** BRIEF **
Each line that includes the string "standing" counts once; give the total and nothing else.

** INFORMATION PROVIDED **

— Start —

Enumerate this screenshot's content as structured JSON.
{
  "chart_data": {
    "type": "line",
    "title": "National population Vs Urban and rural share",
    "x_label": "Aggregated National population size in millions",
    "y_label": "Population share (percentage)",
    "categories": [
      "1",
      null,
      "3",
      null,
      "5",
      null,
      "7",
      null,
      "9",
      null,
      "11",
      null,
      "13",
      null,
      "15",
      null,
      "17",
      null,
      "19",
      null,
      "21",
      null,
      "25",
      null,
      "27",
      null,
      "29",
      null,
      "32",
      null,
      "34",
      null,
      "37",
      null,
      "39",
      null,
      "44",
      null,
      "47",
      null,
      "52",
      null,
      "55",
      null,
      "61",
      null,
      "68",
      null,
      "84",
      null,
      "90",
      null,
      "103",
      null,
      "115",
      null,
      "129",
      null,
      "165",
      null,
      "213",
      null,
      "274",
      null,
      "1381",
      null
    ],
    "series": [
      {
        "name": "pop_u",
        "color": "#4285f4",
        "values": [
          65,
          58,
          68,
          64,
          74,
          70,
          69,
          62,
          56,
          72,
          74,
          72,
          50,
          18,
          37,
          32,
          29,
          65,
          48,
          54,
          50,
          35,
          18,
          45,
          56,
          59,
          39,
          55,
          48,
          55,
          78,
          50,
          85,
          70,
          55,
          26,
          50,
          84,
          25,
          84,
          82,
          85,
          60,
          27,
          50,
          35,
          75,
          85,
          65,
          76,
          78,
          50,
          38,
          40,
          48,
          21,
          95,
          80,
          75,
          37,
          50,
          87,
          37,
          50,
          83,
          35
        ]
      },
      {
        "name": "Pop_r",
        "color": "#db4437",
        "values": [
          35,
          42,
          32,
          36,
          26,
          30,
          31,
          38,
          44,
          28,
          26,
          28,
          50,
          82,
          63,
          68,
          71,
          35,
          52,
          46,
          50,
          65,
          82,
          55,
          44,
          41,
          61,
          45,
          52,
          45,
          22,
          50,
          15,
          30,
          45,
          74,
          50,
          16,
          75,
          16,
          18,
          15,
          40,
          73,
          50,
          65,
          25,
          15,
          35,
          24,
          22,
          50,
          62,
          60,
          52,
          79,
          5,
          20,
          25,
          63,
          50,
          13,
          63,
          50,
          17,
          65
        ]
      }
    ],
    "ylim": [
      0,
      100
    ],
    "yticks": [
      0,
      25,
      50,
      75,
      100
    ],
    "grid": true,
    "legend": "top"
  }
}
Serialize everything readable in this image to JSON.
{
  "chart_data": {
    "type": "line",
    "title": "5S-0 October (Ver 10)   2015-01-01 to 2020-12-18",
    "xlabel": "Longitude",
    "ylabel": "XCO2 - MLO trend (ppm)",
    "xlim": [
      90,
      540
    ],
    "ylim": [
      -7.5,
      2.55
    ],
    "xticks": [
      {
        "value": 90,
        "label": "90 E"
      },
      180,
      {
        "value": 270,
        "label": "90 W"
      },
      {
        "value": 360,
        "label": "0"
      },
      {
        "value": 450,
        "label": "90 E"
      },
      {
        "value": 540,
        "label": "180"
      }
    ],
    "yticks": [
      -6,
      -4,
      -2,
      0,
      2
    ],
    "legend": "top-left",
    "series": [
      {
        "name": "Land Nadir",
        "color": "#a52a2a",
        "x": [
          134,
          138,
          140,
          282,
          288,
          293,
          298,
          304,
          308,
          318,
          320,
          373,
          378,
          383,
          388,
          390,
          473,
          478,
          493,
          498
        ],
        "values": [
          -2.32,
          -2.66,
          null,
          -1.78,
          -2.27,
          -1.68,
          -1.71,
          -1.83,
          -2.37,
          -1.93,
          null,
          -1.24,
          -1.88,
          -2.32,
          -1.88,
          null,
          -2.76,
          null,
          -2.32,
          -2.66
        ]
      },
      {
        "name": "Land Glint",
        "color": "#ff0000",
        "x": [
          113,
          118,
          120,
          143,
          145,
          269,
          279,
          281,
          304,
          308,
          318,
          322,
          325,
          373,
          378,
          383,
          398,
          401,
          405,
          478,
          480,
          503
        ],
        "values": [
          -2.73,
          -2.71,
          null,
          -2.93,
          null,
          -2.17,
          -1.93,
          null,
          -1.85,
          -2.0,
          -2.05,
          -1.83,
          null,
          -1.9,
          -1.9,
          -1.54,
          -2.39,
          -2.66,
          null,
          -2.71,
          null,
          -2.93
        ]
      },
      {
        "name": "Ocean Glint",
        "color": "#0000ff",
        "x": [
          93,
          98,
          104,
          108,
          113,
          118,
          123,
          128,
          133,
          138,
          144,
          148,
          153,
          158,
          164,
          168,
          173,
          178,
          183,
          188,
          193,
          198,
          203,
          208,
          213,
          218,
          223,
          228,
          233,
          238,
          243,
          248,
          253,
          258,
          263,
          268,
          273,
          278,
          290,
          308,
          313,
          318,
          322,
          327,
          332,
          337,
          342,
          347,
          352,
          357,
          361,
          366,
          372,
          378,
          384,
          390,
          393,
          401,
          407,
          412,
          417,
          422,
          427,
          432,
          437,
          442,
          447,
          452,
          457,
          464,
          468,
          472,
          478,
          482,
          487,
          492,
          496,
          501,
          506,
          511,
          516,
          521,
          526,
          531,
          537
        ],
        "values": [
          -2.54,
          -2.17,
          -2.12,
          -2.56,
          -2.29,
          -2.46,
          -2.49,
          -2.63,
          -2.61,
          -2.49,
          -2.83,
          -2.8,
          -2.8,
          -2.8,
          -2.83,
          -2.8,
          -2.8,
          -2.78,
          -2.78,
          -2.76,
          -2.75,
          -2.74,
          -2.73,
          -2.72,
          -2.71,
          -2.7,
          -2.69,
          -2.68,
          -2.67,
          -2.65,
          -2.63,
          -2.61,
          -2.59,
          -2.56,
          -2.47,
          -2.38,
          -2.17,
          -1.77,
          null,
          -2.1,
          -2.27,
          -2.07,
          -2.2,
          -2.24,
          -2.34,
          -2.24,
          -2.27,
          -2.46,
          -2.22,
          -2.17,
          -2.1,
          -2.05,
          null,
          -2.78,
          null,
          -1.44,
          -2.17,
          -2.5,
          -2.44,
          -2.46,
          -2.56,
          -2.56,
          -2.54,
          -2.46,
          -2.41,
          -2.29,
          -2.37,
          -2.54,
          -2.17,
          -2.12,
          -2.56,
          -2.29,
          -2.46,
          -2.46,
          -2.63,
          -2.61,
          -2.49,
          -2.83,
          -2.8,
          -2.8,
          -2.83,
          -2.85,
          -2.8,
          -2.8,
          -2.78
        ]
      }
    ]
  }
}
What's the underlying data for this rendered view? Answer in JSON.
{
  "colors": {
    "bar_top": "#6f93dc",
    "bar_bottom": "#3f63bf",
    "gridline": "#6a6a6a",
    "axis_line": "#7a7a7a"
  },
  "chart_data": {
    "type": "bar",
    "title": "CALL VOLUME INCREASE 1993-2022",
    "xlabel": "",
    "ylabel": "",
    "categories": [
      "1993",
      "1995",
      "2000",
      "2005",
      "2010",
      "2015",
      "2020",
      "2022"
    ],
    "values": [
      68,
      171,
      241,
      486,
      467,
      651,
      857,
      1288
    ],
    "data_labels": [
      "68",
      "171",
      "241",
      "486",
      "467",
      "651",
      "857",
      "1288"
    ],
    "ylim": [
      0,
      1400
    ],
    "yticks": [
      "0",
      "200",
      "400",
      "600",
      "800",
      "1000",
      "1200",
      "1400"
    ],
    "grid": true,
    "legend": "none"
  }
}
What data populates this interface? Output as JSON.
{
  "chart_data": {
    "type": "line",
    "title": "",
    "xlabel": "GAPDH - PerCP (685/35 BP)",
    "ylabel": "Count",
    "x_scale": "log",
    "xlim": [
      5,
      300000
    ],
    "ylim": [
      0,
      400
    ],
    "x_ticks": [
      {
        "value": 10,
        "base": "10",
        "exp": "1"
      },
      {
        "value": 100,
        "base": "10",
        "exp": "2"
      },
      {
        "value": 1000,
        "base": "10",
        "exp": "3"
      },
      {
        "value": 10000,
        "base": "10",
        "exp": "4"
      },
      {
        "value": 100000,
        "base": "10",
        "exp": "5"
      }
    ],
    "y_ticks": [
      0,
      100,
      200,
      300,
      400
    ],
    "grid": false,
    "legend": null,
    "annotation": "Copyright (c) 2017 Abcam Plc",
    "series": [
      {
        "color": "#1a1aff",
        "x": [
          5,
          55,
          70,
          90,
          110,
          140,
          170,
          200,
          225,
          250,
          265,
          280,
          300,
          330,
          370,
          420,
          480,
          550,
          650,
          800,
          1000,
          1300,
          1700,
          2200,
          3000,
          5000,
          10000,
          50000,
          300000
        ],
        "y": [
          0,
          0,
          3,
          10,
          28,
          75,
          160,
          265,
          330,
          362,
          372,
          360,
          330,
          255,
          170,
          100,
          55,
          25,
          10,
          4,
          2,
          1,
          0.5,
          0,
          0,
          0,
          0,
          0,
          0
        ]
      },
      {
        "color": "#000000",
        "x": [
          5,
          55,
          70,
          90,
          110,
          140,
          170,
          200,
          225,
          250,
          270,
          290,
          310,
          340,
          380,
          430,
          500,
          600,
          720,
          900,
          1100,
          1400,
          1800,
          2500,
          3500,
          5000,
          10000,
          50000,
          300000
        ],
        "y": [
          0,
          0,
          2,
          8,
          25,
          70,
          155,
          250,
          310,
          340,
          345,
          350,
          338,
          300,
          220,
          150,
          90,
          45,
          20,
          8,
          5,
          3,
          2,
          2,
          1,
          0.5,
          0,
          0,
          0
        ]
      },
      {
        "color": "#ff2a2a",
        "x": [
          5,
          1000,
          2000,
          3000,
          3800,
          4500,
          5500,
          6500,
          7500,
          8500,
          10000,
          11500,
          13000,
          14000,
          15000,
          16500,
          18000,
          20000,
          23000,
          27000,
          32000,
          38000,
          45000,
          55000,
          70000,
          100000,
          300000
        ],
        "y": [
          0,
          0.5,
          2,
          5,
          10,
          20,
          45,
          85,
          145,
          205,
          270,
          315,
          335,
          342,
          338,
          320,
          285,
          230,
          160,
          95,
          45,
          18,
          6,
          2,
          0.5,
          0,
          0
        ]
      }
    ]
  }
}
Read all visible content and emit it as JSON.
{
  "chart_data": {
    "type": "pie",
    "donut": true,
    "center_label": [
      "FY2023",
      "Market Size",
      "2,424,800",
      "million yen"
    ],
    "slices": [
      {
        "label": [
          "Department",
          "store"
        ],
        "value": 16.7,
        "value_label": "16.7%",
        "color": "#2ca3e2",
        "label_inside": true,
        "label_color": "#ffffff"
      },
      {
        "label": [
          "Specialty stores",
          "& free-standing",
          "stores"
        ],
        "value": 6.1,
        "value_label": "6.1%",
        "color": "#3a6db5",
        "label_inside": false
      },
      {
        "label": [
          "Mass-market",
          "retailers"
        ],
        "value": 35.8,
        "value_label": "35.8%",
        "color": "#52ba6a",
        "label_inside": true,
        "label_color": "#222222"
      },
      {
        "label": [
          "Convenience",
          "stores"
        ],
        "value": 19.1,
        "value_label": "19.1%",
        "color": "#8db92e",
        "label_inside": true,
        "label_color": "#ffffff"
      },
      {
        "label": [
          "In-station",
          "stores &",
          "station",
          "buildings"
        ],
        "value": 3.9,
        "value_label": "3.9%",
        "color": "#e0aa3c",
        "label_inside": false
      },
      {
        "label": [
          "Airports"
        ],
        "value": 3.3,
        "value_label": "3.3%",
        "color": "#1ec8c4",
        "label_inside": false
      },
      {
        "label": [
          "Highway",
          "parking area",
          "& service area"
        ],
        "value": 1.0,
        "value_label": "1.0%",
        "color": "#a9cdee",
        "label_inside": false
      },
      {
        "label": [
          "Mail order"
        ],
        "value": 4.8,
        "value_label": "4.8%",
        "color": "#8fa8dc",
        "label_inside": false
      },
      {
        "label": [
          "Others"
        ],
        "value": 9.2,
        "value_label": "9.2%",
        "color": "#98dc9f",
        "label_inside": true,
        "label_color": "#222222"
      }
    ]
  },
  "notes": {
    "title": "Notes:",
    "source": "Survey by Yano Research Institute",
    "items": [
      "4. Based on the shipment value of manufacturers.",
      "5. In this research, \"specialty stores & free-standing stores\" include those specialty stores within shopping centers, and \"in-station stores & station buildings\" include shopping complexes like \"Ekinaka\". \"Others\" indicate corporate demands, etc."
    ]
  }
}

— End —

** EXERCISE ANSWER **
2